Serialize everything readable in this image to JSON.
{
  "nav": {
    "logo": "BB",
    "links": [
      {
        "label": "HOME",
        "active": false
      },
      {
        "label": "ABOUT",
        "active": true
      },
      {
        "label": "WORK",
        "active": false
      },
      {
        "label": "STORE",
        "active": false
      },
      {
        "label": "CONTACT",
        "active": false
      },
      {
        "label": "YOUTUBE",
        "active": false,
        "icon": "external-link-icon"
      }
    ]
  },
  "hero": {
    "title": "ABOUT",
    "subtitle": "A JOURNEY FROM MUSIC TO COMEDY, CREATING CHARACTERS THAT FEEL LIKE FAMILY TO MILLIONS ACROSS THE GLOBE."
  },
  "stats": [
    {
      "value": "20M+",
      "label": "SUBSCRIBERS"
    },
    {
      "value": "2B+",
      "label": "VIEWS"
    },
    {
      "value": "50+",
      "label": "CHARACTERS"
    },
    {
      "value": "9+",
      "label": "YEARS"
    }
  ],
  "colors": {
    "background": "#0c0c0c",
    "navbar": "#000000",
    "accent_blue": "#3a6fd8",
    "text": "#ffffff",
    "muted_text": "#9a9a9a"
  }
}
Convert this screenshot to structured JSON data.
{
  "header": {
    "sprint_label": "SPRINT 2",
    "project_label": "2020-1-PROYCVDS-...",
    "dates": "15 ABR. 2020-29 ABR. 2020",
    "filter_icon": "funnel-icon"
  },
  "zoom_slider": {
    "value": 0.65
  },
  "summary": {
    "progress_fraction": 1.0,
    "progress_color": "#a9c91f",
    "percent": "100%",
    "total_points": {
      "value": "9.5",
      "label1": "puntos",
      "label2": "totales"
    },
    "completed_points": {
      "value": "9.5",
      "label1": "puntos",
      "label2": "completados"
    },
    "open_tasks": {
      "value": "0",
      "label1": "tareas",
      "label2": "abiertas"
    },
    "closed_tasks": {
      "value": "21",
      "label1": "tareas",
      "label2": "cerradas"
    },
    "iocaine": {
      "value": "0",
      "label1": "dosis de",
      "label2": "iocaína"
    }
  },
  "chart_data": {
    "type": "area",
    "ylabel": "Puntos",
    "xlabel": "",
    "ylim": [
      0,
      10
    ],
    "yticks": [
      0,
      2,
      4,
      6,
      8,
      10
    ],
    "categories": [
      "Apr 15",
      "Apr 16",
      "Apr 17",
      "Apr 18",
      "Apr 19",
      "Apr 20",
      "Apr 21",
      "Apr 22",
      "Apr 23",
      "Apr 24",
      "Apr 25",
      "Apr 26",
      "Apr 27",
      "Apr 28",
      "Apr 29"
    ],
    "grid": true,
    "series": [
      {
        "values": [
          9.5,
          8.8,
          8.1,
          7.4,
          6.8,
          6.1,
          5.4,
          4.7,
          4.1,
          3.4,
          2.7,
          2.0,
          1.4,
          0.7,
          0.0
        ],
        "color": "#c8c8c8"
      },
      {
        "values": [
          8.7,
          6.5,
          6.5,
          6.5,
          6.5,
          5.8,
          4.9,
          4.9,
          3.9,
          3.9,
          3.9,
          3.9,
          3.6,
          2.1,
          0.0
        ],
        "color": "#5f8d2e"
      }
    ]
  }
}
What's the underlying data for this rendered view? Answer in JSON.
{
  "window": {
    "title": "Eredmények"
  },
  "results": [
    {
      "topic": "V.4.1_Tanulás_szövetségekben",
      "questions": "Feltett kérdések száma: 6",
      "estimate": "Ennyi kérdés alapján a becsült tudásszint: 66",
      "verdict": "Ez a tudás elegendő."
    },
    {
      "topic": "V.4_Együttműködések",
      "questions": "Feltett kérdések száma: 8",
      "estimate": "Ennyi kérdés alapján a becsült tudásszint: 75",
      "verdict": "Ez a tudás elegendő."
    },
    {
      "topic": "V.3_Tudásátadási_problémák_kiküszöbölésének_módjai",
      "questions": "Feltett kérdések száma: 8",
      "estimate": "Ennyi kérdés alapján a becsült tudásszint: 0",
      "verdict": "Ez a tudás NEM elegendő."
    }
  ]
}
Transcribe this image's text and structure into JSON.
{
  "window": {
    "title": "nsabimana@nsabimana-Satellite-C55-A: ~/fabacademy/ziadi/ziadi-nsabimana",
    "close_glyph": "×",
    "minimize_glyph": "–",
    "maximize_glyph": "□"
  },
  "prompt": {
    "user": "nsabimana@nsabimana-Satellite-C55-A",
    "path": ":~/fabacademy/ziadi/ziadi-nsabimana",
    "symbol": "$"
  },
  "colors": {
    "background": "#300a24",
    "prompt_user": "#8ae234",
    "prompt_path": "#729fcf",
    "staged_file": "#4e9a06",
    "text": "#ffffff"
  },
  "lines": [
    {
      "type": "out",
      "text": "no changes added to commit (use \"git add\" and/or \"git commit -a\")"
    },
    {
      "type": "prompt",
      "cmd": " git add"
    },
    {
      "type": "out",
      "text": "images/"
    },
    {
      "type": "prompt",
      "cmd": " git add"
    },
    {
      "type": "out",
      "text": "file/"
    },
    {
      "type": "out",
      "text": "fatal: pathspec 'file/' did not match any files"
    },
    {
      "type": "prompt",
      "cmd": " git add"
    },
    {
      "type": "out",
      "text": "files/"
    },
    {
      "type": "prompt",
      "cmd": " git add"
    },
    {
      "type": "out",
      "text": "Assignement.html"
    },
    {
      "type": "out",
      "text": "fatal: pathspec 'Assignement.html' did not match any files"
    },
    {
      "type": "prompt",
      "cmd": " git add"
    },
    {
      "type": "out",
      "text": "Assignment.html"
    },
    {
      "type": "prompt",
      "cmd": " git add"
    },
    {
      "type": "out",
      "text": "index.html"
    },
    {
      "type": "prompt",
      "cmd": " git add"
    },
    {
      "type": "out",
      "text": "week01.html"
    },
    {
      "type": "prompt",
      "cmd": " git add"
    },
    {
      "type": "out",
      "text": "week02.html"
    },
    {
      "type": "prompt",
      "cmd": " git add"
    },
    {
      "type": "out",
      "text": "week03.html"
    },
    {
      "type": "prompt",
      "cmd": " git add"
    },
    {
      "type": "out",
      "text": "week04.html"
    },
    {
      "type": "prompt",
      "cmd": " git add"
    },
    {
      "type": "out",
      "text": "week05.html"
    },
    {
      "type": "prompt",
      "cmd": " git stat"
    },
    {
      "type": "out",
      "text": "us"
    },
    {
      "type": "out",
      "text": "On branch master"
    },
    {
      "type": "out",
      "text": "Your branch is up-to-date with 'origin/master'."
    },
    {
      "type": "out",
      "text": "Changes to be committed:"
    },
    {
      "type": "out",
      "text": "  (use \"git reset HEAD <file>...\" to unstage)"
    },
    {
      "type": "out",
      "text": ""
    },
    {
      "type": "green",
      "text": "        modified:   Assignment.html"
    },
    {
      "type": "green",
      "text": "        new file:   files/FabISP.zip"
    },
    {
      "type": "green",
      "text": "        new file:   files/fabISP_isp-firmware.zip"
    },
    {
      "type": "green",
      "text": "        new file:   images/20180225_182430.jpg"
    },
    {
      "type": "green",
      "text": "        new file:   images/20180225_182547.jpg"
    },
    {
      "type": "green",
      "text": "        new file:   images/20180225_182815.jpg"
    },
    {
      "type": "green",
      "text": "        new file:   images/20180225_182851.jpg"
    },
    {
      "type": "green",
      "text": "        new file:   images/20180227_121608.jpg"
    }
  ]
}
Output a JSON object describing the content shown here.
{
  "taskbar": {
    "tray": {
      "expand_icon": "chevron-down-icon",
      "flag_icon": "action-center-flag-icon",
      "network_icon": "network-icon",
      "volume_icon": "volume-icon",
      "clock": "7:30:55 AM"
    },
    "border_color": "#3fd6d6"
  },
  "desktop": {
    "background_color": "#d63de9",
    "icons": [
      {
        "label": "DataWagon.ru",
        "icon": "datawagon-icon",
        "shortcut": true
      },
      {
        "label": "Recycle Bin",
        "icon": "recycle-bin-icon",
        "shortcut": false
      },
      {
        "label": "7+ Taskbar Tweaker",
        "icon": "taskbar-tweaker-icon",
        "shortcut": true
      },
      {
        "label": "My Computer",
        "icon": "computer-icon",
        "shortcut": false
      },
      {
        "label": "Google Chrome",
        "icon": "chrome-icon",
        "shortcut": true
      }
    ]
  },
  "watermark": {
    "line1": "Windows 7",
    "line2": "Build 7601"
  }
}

§ **EXERCISE GOAL**:
Only the number is wanted: how many lines of the material above include the word "tudásszint"?

§ **TASK RESPONSE**:
3